**PROBLEM TO SOLVE:** Write out every line of the material exactly as it appears.
* begin EXTRACTED DATA *
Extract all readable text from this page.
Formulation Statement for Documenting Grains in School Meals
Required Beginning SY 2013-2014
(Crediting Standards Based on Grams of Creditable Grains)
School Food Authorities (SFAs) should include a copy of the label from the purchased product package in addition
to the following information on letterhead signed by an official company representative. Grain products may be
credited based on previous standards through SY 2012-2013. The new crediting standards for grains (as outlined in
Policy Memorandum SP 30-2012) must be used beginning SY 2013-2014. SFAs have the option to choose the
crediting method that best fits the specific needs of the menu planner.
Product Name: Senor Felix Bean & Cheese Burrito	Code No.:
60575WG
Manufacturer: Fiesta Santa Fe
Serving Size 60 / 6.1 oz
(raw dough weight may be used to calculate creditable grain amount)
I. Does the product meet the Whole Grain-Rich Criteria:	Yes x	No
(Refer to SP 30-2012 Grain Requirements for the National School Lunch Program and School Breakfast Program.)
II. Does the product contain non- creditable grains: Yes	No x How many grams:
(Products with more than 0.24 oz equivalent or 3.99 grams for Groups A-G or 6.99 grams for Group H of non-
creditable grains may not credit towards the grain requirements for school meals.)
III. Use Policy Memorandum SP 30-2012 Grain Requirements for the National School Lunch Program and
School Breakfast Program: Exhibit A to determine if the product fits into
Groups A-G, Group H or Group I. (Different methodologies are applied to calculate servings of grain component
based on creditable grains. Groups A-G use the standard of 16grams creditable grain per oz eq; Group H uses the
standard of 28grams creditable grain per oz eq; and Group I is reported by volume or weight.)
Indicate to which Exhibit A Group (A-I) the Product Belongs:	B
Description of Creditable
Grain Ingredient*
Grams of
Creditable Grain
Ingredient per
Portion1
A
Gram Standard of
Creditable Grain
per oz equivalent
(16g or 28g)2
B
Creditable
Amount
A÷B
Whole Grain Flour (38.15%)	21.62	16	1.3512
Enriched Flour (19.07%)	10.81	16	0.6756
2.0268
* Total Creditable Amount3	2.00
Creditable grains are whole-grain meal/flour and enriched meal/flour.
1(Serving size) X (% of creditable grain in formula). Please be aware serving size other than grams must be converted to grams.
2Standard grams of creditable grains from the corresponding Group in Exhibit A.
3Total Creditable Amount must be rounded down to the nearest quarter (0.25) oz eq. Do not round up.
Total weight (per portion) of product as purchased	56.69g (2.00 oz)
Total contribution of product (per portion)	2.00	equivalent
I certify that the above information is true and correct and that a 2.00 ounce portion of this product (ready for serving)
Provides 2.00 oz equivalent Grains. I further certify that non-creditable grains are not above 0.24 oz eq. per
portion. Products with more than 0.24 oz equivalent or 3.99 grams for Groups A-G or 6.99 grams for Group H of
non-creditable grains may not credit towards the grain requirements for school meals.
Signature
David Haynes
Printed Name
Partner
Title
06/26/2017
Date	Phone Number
* end EXTRACTED DATA *
**THE OUTPUT:**
Extract all readable text from this page.
Formulation Statement for Documenting Grains in School Meals
Required Beginning SY 2013-2014
(Crediting Standards Based on Grams of Creditable Grains)
School Food Authorities (SFAs) should include a copy of the label from the purchased product package in addition
to the following information on letterhead signed by an official company representative. Grain products may be
credited based on previous standards through SY 2012-2013. The new crediting standards for grains (as outlined in
Policy Memorandum SP 30-2012) must be used beginning SY 2013-2014. SFAs have the option to choose the
crediting method that best fits the specific needs of the menu planner.
Product Name: Senor Felix Bean & Cheese Burrito	Code No.:
60575WG
Manufacturer: Fiesta Santa Fe
Serving Size 60 / 6.1 oz
(raw dough weight may be used to calculate creditable grain amount)
I. Does the product meet the Whole Grain-Rich Criteria:	Yes x	No
(Refer to SP 30-2012 Grain Requirements for the National School Lunch Program and School Breakfast Program.)
II. Does the product contain non- creditable grains: Yes	No x How many grams:
(Products with more than 0.24 oz equivalent or 3.99 grams for Groups A-G or 6.99 grams for Group H of non-
creditable grains may not credit towards the grain requirements for school meals.)
III. Use Policy Memorandum SP 30-2012 Grain Requirements for the National School Lunch Program and
School Breakfast Program: Exhibit A to determine if the product fits into
Groups A-G, Group H or Group I. (Different methodologies are applied to calculate servings of grain component
based on creditable grains. Groups A-G use the standard of 16grams creditable grain per oz eq; Group H uses the
standard of 28grams creditable grain per oz eq; and Group I is reported by volume or weight.)
Indicate to which Exhibit A Group (A-I) the Product Belongs:	B
Description of Creditable
Grain Ingredient*
Grams of
Creditable Grain
Ingredient per
Portion1
A
Gram Standard of
Creditable Grain
per oz equivalent
(16g or 28g)2
B
Creditable
Amount
A÷B
Whole Grain Flour (38.15%)	21.62	16	1.3512
Enriched Flour (19.07%)	10.81	16	0.6756
2.0268
* Total Creditable Amount3	2.00
Creditable grains are whole-grain meal/flour and enriched meal/flour.
1(Serving size) X (% of creditable grain in formula). Please be aware serving size other than grams must be converted to grams.
2Standard grams of creditable grains from the corresponding Group in Exhibit A.
3Total Creditable Amount must be rounded down to the nearest quarter (0.25) oz eq. Do not round up.
Total weight (per portion) of product as purchased	56.69g (2.00 oz)
Total contribution of product (per portion)	2.00	equivalent
I certify that the above information is true and correct and that a 2.00 ounce portion of this product (ready for serving)
Provides 2.00 oz equivalent Grains. I further certify that non-creditable grains are not above 0.24 oz eq. per
portion. Products with more than 0.24 oz equivalent or 3.99 grams for Groups A-G or 6.99 grams for Group H of
non-creditable grains may not credit towards the grain requirements for school meals.
Signature
David Haynes
Printed Name
Partner
Title
06/26/2017
Date	Phone Number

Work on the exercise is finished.